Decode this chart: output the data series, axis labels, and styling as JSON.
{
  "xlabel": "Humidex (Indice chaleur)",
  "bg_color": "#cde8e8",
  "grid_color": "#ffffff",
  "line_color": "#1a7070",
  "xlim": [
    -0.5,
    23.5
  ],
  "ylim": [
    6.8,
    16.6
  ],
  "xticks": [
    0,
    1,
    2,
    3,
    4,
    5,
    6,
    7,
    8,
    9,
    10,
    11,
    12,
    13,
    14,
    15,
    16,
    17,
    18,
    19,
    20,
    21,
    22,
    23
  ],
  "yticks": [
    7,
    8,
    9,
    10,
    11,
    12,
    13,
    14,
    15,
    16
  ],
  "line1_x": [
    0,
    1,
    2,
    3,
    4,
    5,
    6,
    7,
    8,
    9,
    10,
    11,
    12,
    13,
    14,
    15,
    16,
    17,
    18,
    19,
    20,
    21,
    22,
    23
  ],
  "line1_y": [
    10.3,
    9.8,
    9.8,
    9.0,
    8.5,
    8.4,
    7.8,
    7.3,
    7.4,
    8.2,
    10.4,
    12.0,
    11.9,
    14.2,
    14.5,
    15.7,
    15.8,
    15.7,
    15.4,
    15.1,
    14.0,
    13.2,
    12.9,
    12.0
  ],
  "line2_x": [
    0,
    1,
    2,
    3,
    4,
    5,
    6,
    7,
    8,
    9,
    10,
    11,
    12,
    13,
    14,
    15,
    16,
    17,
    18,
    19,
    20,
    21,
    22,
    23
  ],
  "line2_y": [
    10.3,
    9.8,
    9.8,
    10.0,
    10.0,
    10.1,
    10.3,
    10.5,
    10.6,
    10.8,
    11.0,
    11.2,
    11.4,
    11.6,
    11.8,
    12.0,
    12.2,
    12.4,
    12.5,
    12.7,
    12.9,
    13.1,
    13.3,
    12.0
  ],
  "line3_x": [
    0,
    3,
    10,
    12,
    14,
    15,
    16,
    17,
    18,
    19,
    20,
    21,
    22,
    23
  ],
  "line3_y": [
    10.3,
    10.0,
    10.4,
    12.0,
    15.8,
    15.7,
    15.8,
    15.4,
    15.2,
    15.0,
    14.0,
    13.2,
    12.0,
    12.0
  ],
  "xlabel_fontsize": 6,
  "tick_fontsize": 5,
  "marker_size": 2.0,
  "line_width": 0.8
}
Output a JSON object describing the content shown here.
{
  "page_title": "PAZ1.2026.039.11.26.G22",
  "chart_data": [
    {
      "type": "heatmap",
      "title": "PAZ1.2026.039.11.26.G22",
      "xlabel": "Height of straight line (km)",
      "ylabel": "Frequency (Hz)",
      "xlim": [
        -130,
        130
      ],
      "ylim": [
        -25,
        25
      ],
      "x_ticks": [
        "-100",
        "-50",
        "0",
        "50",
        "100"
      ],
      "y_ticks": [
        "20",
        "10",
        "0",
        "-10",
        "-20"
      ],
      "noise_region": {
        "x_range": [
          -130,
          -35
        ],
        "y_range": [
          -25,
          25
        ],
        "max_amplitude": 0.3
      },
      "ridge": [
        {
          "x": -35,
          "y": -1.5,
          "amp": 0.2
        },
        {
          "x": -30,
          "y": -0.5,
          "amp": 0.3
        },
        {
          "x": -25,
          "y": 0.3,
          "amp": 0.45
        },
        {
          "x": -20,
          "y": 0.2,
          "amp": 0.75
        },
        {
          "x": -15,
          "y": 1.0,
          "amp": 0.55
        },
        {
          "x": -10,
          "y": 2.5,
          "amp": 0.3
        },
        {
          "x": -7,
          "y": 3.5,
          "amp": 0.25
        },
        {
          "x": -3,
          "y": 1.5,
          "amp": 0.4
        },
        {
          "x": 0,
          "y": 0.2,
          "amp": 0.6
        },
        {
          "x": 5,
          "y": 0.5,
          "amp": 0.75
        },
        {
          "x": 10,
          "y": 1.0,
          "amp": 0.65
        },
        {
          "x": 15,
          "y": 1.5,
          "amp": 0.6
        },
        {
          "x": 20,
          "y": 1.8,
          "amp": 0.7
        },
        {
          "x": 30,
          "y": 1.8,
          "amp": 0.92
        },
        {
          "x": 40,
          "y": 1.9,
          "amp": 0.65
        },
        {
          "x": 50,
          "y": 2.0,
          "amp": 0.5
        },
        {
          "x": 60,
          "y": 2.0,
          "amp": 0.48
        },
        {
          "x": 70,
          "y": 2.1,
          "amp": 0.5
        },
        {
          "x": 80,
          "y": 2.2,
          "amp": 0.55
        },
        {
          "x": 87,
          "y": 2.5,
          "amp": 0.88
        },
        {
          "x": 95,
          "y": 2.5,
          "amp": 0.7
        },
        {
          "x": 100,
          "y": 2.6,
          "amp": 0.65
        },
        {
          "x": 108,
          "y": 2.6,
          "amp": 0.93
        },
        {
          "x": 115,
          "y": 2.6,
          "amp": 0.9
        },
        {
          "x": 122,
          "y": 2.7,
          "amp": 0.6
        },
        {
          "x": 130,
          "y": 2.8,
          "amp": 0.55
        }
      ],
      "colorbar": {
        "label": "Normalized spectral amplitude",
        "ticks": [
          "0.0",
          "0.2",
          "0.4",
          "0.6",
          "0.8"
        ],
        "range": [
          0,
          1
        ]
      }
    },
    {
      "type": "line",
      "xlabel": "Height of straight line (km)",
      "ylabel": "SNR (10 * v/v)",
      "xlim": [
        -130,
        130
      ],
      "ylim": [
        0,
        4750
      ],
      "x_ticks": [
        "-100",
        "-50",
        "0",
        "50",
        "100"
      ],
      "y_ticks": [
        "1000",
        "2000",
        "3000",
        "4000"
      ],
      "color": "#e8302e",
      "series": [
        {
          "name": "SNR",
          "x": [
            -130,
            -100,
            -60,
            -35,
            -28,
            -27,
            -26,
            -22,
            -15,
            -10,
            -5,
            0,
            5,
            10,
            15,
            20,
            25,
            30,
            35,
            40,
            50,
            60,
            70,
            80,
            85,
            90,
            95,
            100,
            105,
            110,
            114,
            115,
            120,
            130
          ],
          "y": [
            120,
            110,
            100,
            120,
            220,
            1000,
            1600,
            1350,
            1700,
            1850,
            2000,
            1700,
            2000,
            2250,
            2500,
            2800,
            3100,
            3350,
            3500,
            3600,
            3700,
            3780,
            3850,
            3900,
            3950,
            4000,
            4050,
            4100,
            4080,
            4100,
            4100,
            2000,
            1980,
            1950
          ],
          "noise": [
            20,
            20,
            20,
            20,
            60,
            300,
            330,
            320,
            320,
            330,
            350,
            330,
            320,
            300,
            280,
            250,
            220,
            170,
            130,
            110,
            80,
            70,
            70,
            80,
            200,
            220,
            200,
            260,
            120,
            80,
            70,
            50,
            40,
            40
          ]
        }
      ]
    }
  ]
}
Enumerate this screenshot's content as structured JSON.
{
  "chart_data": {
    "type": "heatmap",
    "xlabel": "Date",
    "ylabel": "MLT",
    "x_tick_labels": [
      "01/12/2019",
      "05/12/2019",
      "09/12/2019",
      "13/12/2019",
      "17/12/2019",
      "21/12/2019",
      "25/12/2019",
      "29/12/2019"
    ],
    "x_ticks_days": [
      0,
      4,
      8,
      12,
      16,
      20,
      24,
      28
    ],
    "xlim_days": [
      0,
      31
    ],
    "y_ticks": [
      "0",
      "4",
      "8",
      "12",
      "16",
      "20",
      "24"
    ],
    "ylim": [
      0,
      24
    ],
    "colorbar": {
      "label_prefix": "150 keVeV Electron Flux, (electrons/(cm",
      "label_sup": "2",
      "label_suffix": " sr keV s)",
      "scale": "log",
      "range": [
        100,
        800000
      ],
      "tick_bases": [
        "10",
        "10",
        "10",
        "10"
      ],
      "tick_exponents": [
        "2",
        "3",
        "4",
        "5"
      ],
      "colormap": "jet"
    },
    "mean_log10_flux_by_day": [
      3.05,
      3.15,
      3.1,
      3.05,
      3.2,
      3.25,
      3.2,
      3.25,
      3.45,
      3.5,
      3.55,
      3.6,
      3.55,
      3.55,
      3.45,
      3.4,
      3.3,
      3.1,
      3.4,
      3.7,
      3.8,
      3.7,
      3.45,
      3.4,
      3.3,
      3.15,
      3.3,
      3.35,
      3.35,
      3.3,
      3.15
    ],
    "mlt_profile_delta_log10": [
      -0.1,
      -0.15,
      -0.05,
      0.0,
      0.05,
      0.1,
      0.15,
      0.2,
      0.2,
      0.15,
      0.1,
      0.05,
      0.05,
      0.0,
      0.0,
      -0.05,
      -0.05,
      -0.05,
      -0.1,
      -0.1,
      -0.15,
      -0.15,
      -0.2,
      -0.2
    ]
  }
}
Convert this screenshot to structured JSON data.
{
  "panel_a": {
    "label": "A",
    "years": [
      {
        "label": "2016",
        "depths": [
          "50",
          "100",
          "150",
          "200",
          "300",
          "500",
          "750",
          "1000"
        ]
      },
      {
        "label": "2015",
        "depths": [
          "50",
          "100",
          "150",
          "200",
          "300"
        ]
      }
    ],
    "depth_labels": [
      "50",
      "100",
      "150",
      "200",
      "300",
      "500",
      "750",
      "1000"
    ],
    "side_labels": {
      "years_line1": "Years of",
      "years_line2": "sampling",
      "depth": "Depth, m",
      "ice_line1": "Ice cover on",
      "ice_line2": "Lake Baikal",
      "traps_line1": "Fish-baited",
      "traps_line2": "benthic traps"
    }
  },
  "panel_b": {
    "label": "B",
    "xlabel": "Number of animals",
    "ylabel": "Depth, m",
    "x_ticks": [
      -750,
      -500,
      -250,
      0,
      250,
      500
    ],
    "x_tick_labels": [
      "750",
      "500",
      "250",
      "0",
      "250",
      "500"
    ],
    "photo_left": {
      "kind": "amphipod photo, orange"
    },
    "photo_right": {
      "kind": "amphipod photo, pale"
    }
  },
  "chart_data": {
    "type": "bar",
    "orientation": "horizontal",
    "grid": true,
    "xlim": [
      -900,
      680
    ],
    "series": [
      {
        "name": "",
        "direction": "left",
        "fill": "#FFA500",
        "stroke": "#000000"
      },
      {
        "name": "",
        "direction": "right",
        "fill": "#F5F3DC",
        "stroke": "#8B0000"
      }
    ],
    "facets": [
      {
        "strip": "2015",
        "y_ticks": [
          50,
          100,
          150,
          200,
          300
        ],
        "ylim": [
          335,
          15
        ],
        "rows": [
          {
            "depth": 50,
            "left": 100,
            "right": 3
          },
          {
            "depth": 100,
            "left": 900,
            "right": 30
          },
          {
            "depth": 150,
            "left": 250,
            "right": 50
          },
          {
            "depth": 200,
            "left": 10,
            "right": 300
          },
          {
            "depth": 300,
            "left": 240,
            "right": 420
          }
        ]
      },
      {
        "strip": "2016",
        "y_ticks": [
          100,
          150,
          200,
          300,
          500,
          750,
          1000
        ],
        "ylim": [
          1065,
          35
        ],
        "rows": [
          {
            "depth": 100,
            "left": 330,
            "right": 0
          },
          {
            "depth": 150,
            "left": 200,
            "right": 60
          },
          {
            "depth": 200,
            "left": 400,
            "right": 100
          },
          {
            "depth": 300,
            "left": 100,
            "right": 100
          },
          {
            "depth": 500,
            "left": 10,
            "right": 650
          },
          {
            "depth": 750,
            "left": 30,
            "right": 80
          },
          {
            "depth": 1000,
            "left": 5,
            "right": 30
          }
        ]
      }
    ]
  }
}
--------------------
WORK REQUIRED:
Pick out the lines above containing the word "JSON", then copy them.

THE ANSWER:
Decode this chart: output the data series, axis labels, and styling as JSON.
Output a JSON object describing the content shown here.
Enumerate this screenshot's content as structured JSON.
Convert this screenshot to structured JSON data.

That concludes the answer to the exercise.